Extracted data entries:
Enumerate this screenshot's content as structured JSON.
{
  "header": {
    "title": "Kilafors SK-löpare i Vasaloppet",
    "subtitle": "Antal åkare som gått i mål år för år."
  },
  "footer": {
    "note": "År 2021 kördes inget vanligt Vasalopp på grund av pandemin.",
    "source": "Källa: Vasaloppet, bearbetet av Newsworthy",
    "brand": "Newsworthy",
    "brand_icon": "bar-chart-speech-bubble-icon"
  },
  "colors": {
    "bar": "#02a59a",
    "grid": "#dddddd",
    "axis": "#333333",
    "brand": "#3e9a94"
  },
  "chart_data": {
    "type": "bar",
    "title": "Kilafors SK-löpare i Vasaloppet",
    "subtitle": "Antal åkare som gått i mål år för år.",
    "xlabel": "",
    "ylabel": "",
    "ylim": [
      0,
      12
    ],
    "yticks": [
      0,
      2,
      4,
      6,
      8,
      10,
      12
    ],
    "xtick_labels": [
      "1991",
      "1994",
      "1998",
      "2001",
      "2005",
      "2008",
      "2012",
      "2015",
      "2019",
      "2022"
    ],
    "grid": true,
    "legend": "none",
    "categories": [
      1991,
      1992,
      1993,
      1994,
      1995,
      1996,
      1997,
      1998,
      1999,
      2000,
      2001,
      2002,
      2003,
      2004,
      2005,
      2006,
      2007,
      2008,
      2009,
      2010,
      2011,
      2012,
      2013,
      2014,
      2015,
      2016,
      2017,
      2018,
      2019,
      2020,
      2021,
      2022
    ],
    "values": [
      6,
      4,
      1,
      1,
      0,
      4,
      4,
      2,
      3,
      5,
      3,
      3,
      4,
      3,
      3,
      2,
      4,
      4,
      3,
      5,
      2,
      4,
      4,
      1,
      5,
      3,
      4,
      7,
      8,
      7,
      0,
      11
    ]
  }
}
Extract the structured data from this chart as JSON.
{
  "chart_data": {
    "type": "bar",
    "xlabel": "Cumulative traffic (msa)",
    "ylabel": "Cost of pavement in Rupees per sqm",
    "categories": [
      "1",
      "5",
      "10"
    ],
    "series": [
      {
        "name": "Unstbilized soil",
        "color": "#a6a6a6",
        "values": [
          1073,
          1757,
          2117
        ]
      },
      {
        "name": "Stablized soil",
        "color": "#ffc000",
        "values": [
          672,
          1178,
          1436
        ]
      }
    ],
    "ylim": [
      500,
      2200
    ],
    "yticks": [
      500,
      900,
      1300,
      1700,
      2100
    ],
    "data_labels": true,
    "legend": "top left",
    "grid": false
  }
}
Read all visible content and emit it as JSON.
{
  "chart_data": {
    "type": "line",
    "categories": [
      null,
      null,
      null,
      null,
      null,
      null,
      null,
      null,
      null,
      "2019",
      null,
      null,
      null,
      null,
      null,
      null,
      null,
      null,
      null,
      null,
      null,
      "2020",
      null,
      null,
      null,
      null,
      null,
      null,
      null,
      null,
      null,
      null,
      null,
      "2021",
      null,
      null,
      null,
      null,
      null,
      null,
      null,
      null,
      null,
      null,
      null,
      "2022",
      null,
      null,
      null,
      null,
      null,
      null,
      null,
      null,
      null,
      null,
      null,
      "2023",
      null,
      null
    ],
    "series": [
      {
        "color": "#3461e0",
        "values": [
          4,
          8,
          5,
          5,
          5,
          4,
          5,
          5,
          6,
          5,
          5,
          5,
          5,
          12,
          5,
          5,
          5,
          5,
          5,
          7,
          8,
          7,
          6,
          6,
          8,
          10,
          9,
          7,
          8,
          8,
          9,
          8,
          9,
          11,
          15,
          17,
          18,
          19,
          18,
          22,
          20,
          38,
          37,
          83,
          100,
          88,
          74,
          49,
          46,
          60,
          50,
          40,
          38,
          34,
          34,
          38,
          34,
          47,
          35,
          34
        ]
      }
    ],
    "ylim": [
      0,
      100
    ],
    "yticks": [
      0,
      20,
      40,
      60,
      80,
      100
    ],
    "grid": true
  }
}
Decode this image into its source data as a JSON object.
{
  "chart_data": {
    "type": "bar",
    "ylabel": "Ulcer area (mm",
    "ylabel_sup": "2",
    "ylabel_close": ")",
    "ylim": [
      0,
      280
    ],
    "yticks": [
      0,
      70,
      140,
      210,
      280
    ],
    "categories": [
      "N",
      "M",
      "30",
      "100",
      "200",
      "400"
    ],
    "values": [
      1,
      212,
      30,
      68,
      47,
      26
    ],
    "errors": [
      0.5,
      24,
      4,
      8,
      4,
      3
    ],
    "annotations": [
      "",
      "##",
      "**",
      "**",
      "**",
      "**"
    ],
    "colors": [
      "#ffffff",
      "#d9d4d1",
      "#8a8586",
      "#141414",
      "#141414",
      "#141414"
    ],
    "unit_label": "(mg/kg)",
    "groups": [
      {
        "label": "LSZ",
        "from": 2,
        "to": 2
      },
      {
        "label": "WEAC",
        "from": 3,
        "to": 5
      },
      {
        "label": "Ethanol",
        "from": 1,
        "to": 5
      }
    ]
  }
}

*Exercise aim*
Check the records above line by line and tally those holding the string "from". Answer with the number only.

*Worked solution*
4